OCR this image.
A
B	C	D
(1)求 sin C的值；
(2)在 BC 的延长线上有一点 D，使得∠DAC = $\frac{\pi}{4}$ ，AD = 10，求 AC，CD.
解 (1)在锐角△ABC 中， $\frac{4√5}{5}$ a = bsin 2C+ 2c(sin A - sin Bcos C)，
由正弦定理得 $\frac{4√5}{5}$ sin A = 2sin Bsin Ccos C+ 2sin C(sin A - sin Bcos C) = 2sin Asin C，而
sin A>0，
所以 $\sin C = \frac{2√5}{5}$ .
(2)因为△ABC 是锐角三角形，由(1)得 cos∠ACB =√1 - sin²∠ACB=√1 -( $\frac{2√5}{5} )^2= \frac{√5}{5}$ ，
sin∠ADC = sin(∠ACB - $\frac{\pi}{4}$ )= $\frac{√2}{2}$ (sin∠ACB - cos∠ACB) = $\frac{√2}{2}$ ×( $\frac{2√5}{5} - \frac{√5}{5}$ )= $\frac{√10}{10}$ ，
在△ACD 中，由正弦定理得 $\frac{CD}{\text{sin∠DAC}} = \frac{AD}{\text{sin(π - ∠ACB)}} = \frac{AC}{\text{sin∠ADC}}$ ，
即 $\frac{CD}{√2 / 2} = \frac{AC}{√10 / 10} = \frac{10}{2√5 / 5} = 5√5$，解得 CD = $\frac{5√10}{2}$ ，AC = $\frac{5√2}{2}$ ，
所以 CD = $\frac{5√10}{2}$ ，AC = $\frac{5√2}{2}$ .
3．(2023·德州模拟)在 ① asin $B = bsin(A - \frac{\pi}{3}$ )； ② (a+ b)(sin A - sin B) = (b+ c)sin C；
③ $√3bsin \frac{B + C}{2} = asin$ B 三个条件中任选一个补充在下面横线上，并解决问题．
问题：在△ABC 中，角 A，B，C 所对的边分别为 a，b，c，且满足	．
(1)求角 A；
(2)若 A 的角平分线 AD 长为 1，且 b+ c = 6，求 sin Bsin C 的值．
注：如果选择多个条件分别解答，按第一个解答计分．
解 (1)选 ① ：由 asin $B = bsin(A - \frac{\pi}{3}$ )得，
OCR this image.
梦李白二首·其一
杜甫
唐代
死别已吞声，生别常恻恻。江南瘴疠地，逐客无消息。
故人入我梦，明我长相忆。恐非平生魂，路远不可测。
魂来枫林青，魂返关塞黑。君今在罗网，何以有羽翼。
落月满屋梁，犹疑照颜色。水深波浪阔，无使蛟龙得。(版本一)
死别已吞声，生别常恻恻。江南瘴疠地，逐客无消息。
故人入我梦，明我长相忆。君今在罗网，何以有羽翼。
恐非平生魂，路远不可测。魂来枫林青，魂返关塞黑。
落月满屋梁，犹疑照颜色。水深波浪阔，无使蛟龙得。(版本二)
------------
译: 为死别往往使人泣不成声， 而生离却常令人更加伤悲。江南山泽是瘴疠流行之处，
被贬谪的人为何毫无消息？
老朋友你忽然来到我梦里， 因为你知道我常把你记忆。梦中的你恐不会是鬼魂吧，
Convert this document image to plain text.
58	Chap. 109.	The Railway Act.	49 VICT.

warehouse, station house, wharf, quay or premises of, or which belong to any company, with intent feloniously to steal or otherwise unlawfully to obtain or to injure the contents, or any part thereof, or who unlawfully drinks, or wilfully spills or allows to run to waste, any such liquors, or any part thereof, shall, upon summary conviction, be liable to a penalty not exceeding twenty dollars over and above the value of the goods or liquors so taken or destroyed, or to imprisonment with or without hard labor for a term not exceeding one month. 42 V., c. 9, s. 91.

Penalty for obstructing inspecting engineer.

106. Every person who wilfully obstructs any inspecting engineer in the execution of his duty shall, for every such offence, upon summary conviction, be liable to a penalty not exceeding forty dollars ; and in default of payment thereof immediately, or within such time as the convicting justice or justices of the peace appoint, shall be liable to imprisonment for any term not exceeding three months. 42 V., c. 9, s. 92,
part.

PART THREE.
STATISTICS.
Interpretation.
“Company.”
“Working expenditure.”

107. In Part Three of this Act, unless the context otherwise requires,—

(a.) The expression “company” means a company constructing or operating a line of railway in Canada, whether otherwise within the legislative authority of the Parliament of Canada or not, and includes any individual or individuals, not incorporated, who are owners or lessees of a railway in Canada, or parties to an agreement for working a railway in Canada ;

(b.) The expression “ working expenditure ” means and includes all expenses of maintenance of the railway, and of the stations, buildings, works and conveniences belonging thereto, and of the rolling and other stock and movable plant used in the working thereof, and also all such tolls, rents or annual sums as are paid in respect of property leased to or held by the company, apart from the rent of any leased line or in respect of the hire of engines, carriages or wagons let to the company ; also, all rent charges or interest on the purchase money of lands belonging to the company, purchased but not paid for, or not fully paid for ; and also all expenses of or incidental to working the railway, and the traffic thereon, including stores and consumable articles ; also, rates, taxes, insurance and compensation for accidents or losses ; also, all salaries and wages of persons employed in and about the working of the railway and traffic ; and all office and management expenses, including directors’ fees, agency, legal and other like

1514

Instructions for the task
Using the material above, print every entry exactly as written.

Expected output
OCR this image.
A
B	C	D
(1)求 sin C的值；
(2)在 BC 的延长线上有一点 D，使得∠DAC = $\frac{\pi}{4}$ ，AD = 10，求 AC，CD.
解 (1)在锐角△ABC 中， $\frac{4√5}{5}$ a = bsin 2C+ 2c(sin A - sin Bcos C)，
由正弦定理得 $\frac{4√5}{5}$ sin A = 2sin Bsin Ccos C+ 2sin C(sin A - sin Bcos C) = 2sin Asin C，而
sin A>0，
所以 $\sin C = \frac{2√5}{5}$ .
(2)因为△ABC 是锐角三角形，由(1)得 cos∠ACB =√1 - sin²∠ACB=√1 -( $\frac{2√5}{5} )^2= \frac{√5}{5}$ ，
sin∠ADC = sin(∠ACB - $\frac{\pi}{4}$ )= $\frac{√2}{2}$ (sin∠ACB - cos∠ACB) = $\frac{√2}{2}$ ×( $\frac{2√5}{5} - \frac{√5}{5}$ )= $\frac{√10}{10}$ ，
在△ACD 中，由正弦定理得 $\frac{CD}{\text{sin∠DAC}} = \frac{AD}{\text{sin(π - ∠ACB)}} = \frac{AC}{\text{sin∠ADC}}$ ，
即 $\frac{CD}{√2 / 2} = \frac{AC}{√10 / 10} = \frac{10}{2√5 / 5} = 5√5$，解得 CD = $\frac{5√10}{2}$ ，AC = $\frac{5√2}{2}$ ，
所以 CD = $\frac{5√10}{2}$ ，AC = $\frac{5√2}{2}$ .
3．(2023·德州模拟)在 ① asin $B = bsin(A - \frac{\pi}{3}$ )； ② (a+ b)(sin A - sin B) = (b+ c)sin C；
③ $√3bsin \frac{B + C}{2} = asin$ B 三个条件中任选一个补充在下面横线上，并解决问题．
问题：在△ABC 中，角 A，B，C 所对的边分别为 a，b，c，且满足	．
(1)求角 A；
(2)若 A 的角平分线 AD 长为 1，且 b+ c = 6，求 sin Bsin C 的值．
注：如果选择多个条件分别解答，按第一个解答计分．
解 (1)选 ① ：由 asin $B = bsin(A - \frac{\pi}{3}$ )得，
OCR this image.
梦李白二首·其一
杜甫
唐代
死别已吞声，生别常恻恻。江南瘴疠地，逐客无消息。
故人入我梦，明我长相忆。恐非平生魂，路远不可测。
魂来枫林青，魂返关塞黑。君今在罗网，何以有羽翼。
落月满屋梁，犹疑照颜色。水深波浪阔，无使蛟龙得。(版本一)
死别已吞声，生别常恻恻。江南瘴疠地，逐客无消息。
故人入我梦，明我长相忆。君今在罗网，何以有羽翼。
恐非平生魂，路远不可测。魂来枫林青，魂返关塞黑。
落月满屋梁，犹疑照颜色。水深波浪阔，无使蛟龙得。(版本二)
------------
译: 为死别往往使人泣不成声， 而生离却常令人更加伤悲。江南山泽是瘴疠流行之处，
被贬谪的人为何毫无消息？
老朋友你忽然来到我梦里， 因为你知道我常把你记忆。梦中的你恐不会是鬼魂吧，
Convert this document image to plain text.
58	Chap. 109.	The Railway Act.	49 VICT.

warehouse, station house, wharf, quay or premises of, or which belong to any company, with intent feloniously to steal or otherwise unlawfully to obtain or to injure the contents, or any part thereof, or who unlawfully drinks, or wilfully spills or allows to run to waste, any such liquors, or any part thereof, shall, upon summary conviction, be liable to a penalty not exceeding twenty dollars over and above the value of the goods or liquors so taken or destroyed, or to imprisonment with or without hard labor for a term not exceeding one month. 42 V., c. 9, s. 91.

Penalty for obstructing inspecting engineer.

106. Every person who wilfully obstructs any inspecting engineer in the execution of his duty shall, for every such offence, upon summary conviction, be liable to a penalty not exceeding forty dollars ; and in default of payment thereof immediately, or within such time as the convicting justice or justices of the peace appoint, shall be liable to imprisonment for any term not exceeding three months. 42 V., c. 9, s. 92,
part.

PART THREE.
STATISTICS.
Interpretation.
“Company.”
“Working expenditure.”

107. In Part Three of this Act, unless the context otherwise requires,—

(a.) The expression “company” means a company constructing or operating a line of railway in Canada, whether otherwise within the legislative authority of the Parliament of Canada or not, and includes any individual or individuals, not incorporated, who are owners or lessees of a railway in Canada, or parties to an agreement for working a railway in Canada ;

(b.) The expression “ working expenditure ” means and includes all expenses of maintenance of the railway, and of the stations, buildings, works and conveniences belonging thereto, and of the rolling and other stock and movable plant used in the working thereof, and also all such tolls, rents or annual sums as are paid in respect of property leased to or held by the company, apart from the rent of any leased line or in respect of the hire of engines, carriages or wagons let to the company ; also, all rent charges or interest on the purchase money of lands belonging to the company, purchased but not paid for, or not fully paid for ; and also all expenses of or incidental to working the railway, and the traffic thereon, including stores and consumable articles ; also, rates, taxes, insurance and compensation for accidents or losses ; also, all salaries and wages of persons employed in and about the working of the railway and traffic ; and all office and management expenses, including directors’ fees, agency, legal and other like

1514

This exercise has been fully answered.